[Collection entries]
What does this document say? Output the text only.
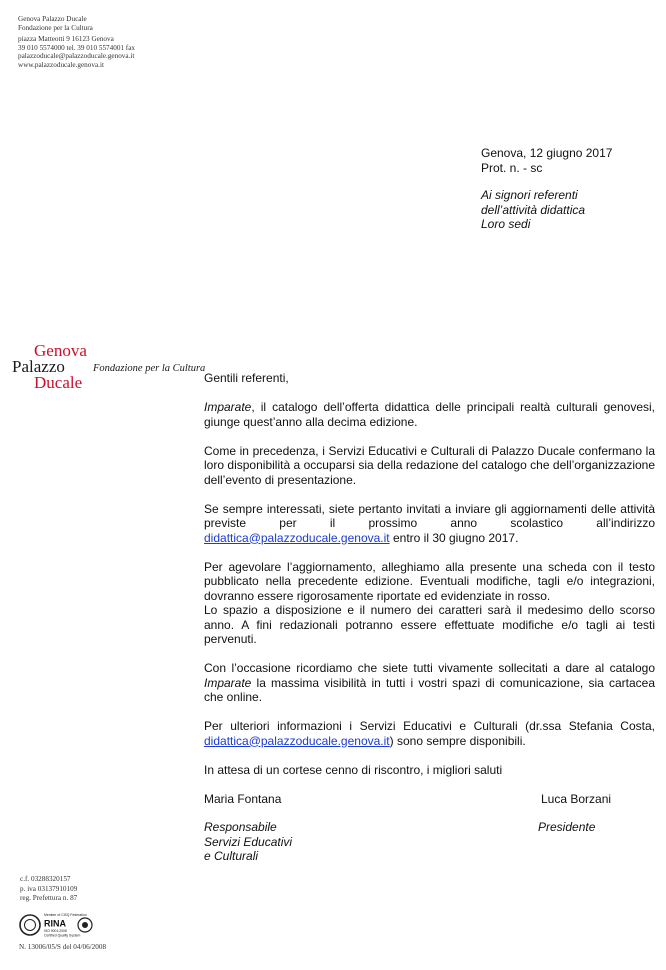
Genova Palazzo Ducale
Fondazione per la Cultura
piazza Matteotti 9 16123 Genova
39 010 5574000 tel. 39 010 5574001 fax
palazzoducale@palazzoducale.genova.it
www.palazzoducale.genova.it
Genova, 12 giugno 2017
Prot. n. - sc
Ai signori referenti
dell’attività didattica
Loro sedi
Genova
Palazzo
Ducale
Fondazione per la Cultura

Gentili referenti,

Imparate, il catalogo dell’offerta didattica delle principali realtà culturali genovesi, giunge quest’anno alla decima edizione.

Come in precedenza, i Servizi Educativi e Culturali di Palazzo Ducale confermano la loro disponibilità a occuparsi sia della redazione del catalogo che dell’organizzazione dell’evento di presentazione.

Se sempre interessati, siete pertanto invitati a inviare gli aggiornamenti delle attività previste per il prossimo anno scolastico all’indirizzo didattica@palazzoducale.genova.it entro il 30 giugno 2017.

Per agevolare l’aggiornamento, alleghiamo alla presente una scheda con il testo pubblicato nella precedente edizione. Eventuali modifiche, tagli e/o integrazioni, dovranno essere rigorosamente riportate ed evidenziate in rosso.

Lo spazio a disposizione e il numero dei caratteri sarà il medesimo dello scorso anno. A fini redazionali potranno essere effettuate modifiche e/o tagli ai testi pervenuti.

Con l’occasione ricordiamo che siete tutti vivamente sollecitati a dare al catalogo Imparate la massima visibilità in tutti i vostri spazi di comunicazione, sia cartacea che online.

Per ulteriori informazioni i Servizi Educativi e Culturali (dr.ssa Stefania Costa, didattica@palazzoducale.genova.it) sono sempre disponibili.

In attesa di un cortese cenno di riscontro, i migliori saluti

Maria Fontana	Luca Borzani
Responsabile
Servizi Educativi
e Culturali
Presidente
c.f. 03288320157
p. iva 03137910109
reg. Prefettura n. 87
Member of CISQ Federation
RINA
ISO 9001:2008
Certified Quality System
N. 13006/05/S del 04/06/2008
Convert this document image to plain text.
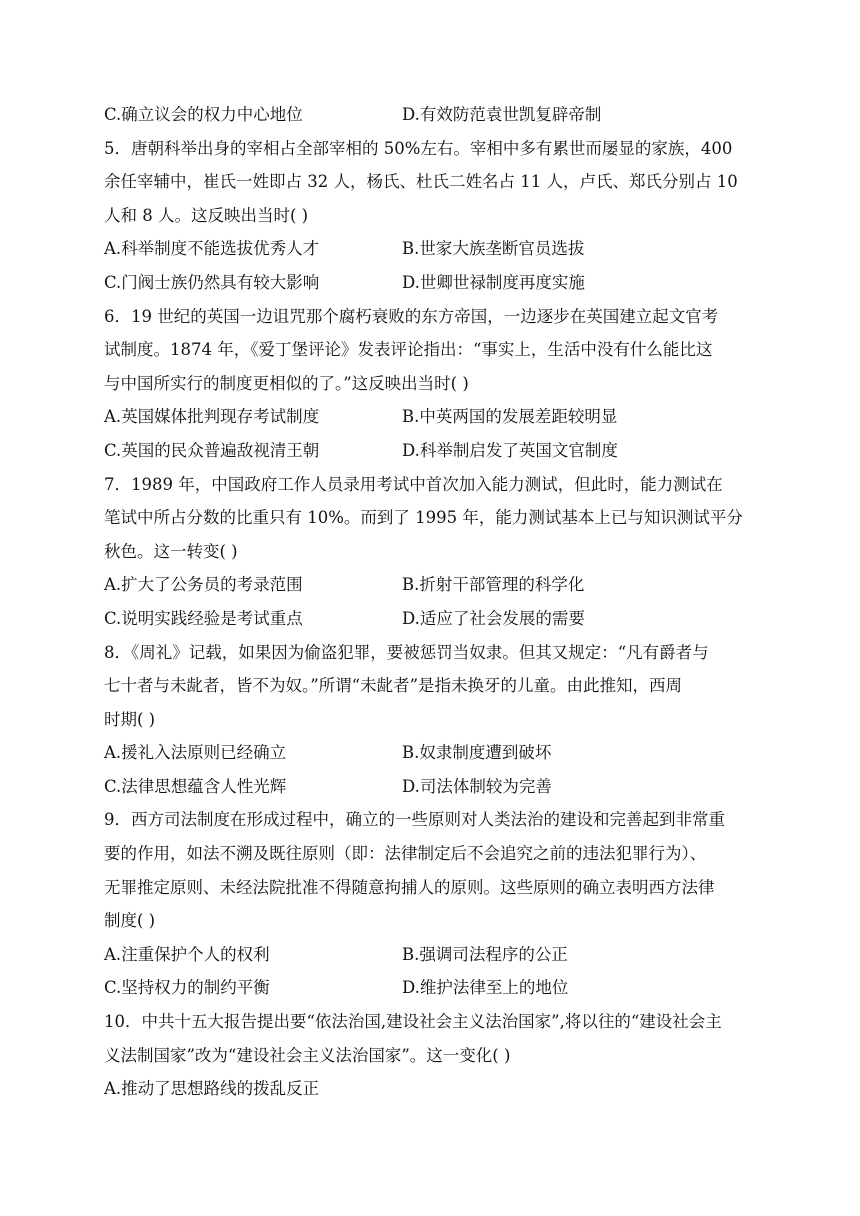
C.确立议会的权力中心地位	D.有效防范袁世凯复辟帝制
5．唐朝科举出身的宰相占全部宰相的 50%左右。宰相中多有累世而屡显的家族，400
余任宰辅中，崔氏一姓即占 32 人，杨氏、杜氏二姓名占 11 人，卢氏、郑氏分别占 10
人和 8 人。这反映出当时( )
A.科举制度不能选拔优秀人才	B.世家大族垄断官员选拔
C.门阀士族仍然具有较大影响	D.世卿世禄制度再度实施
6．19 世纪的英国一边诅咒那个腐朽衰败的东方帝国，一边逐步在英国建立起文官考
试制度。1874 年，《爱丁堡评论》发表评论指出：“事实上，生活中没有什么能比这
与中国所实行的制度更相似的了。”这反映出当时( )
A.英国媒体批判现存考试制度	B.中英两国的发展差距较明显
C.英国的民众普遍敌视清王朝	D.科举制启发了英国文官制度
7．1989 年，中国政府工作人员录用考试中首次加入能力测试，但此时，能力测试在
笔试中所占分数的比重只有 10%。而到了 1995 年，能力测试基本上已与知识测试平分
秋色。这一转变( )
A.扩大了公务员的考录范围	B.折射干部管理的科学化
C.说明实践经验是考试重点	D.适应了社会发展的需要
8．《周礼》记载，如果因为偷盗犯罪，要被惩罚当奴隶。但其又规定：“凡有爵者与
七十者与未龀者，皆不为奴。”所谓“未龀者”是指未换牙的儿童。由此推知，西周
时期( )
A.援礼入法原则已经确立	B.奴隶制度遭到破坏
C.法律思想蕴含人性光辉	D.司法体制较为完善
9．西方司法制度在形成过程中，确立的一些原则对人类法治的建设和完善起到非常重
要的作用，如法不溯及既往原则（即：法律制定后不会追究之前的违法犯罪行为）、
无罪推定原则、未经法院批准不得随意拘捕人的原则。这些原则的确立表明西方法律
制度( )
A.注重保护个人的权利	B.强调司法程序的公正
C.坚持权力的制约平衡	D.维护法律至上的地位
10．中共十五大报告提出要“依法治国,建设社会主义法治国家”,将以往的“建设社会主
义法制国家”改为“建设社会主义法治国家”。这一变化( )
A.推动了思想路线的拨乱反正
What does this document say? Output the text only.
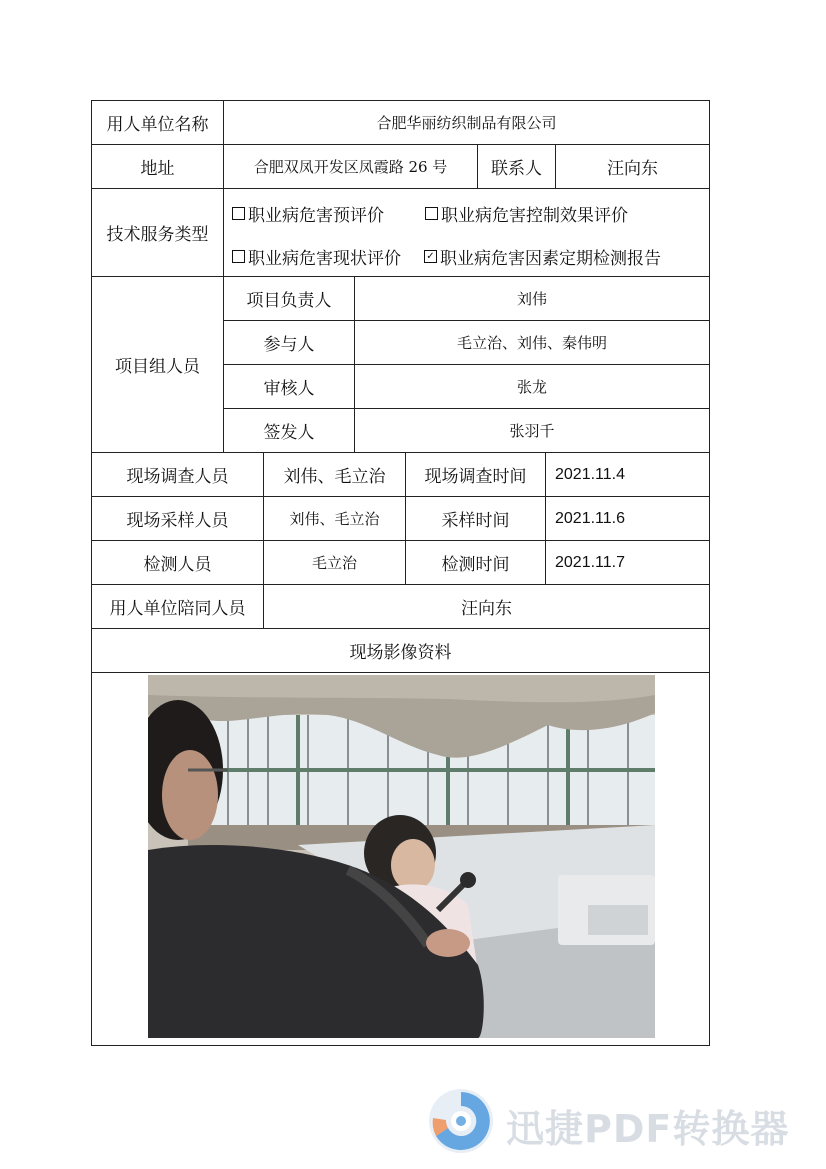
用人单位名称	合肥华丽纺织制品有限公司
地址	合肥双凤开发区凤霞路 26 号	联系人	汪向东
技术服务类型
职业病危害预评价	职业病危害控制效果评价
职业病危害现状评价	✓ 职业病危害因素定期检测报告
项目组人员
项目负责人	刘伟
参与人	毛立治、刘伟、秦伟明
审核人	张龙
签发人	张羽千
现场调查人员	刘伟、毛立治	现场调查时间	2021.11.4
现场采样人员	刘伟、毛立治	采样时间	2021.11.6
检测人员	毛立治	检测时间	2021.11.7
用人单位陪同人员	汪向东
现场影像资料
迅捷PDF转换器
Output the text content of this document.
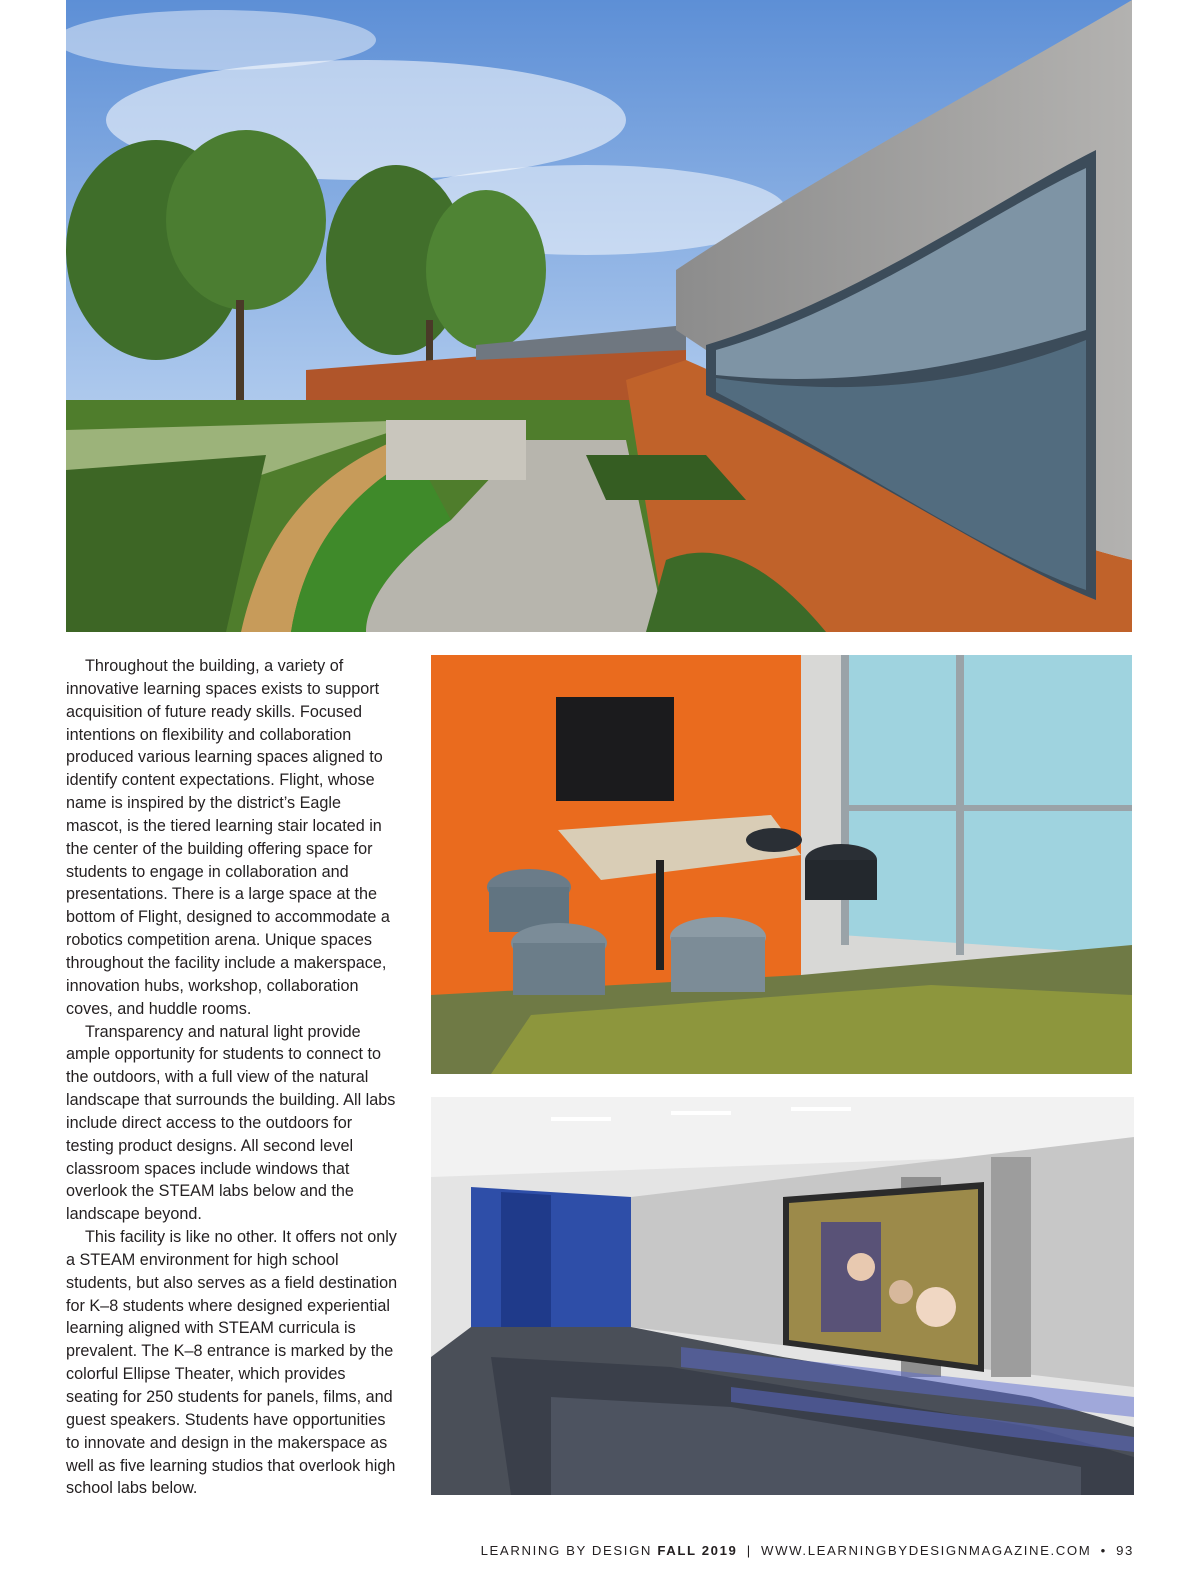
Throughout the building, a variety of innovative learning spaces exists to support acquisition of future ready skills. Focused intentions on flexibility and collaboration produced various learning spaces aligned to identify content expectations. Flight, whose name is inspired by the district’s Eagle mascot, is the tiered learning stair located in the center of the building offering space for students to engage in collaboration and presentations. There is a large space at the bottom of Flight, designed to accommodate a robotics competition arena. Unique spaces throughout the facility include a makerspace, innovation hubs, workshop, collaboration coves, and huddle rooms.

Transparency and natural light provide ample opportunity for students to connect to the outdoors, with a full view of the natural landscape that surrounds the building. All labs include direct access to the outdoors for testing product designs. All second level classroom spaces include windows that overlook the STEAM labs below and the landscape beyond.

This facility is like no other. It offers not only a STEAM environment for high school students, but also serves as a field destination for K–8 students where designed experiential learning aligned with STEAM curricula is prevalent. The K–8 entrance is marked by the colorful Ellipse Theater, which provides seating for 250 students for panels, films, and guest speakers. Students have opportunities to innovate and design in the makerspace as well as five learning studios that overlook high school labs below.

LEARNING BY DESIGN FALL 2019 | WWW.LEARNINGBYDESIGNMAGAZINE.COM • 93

* [GOAL]:
Write out the entries again, exactly as given, skipping any images.

* [RESULT FOR THIS TASK]:
What does this document say? Output the text only.
Genova Palazzo Ducale
Fondazione per la Cultura
piazza Matteotti 9 16123 Genova
39 010 5574000 tel. 39 010 5574001 fax
palazzoducale@palazzoducale.genova.it
www.palazzoducale.genova.it
Genova, 12 giugno 2017
Prot. n. - sc
Ai signori referenti
dell’attività didattica
Loro sedi
Genova
Palazzo
Ducale
Fondazione per la Cultura

Gentili referenti,

Imparate, il catalogo dell’offerta didattica delle principali realtà culturali genovesi, giunge quest’anno alla decima edizione.

Come in precedenza, i Servizi Educativi e Culturali di Palazzo Ducale confermano la loro disponibilità a occuparsi sia della redazione del catalogo che dell’organizzazione dell’evento di presentazione.

Se sempre interessati, siete pertanto invitati a inviare gli aggiornamenti delle attività previste per il prossimo anno scolastico all’indirizzo didattica@palazzoducale.genova.it entro il 30 giugno 2017.

Per agevolare l’aggiornamento, alleghiamo alla presente una scheda con il testo pubblicato nella precedente edizione. Eventuali modifiche, tagli e/o integrazioni, dovranno essere rigorosamente riportate ed evidenziate in rosso.

Lo spazio a disposizione e il numero dei caratteri sarà il medesimo dello scorso anno. A fini redazionali potranno essere effettuate modifiche e/o tagli ai testi pervenuti.

Con l’occasione ricordiamo che siete tutti vivamente sollecitati a dare al catalogo Imparate la massima visibilità in tutti i vostri spazi di comunicazione, sia cartacea che online.

Per ulteriori informazioni i Servizi Educativi e Culturali (dr.ssa Stefania Costa, didattica@palazzoducale.genova.it) sono sempre disponibili.

In attesa di un cortese cenno di riscontro, i migliori saluti

Maria Fontana	Luca Borzani
Responsabile
Servizi Educativi
e Culturali
Presidente
c.f. 03288320157
p. iva 03137910109
reg. Prefettura n. 87
Member of CISQ Federation
RINA
ISO 9001:2008
Certified Quality System
N. 13006/05/S del 04/06/2008
Convert this document image to plain text.
C.确立议会的权力中心地位	D.有效防范袁世凯复辟帝制
5．唐朝科举出身的宰相占全部宰相的 50%左右。宰相中多有累世而屡显的家族，400
余任宰辅中，崔氏一姓即占 32 人，杨氏、杜氏二姓名占 11 人，卢氏、郑氏分别占 10
人和 8 人。这反映出当时( )
A.科举制度不能选拔优秀人才	B.世家大族垄断官员选拔
C.门阀士族仍然具有较大影响	D.世卿世禄制度再度实施
6．19 世纪的英国一边诅咒那个腐朽衰败的东方帝国，一边逐步在英国建立起文官考
试制度。1874 年，《爱丁堡评论》发表评论指出：“事实上，生活中没有什么能比这
与中国所实行的制度更相似的了。”这反映出当时( )
A.英国媒体批判现存考试制度	B.中英两国的发展差距较明显
C.英国的民众普遍敌视清王朝	D.科举制启发了英国文官制度
7．1989 年，中国政府工作人员录用考试中首次加入能力测试，但此时，能力测试在
笔试中所占分数的比重只有 10%。而到了 1995 年，能力测试基本上已与知识测试平分
秋色。这一转变( )
A.扩大了公务员的考录范围	B.折射干部管理的科学化
C.说明实践经验是考试重点	D.适应了社会发展的需要
8．《周礼》记载，如果因为偷盗犯罪，要被惩罚当奴隶。但其又规定：“凡有爵者与
七十者与未龀者，皆不为奴。”所谓“未龀者”是指未换牙的儿童。由此推知，西周
时期( )
A.援礼入法原则已经确立	B.奴隶制度遭到破坏
C.法律思想蕴含人性光辉	D.司法体制较为完善
9．西方司法制度在形成过程中，确立的一些原则对人类法治的建设和完善起到非常重
要的作用，如法不溯及既往原则（即：法律制定后不会追究之前的违法犯罪行为）、
无罪推定原则、未经法院批准不得随意拘捕人的原则。这些原则的确立表明西方法律
制度( )
A.注重保护个人的权利	B.强调司法程序的公正
C.坚持权力的制约平衡	D.维护法律至上的地位
10．中共十五大报告提出要“依法治国,建设社会主义法治国家”,将以往的“建设社会主
义法制国家”改为“建设社会主义法治国家”。这一变化( )
A.推动了思想路线的拨乱反正
What does this document say? Output the text only.
用人单位名称	合肥华丽纺织制品有限公司
地址	合肥双凤开发区凤霞路 26 号	联系人	汪向东
技术服务类型
职业病危害预评价	职业病危害控制效果评价
职业病危害现状评价	✓ 职业病危害因素定期检测报告
项目组人员
项目负责人	刘伟
参与人	毛立治、刘伟、秦伟明
审核人	张龙
签发人	张羽千
现场调查人员	刘伟、毛立治	现场调查时间	2021.11.4
现场采样人员	刘伟、毛立治	采样时间	2021.11.6
检测人员	毛立治	检测时间	2021.11.7
用人单位陪同人员	汪向东
现场影像资料
迅捷PDF转换器
Output the text content of this document.
Throughout the building, a variety of innovative learning spaces exists to support acquisition of future ready skills. Focused intentions on flexibility and collaboration produced various learning spaces aligned to identify content expectations. Flight, whose name is inspired by the district’s Eagle mascot, is the tiered learning stair located in the center of the building offering space for students to engage in collaboration and presentations. There is a large space at the bottom of Flight, designed to accommodate a robotics competition arena. Unique spaces throughout the facility include a makerspace, innovation hubs, workshop, collaboration coves, and huddle rooms.

Transparency and natural light provide ample opportunity for students to connect to the outdoors, with a full view of the natural landscape that surrounds the building. All labs include direct access to the outdoors for testing product designs. All second level classroom spaces include windows that overlook the STEAM labs below and the landscape beyond.

This facility is like no other. It offers not only a STEAM environment for high school students, but also serves as a field destination for K–8 students where designed experiential learning aligned with STEAM curricula is prevalent. The K–8 entrance is marked by the colorful Ellipse Theater, which provides seating for 250 students for panels, films, and guest speakers. Students have opportunities to innovate and design in the makerspace as well as five learning studios that overlook high school labs below.

LEARNING BY DESIGN FALL 2019 | WWW.LEARNINGBYDESIGNMAGAZINE.COM • 93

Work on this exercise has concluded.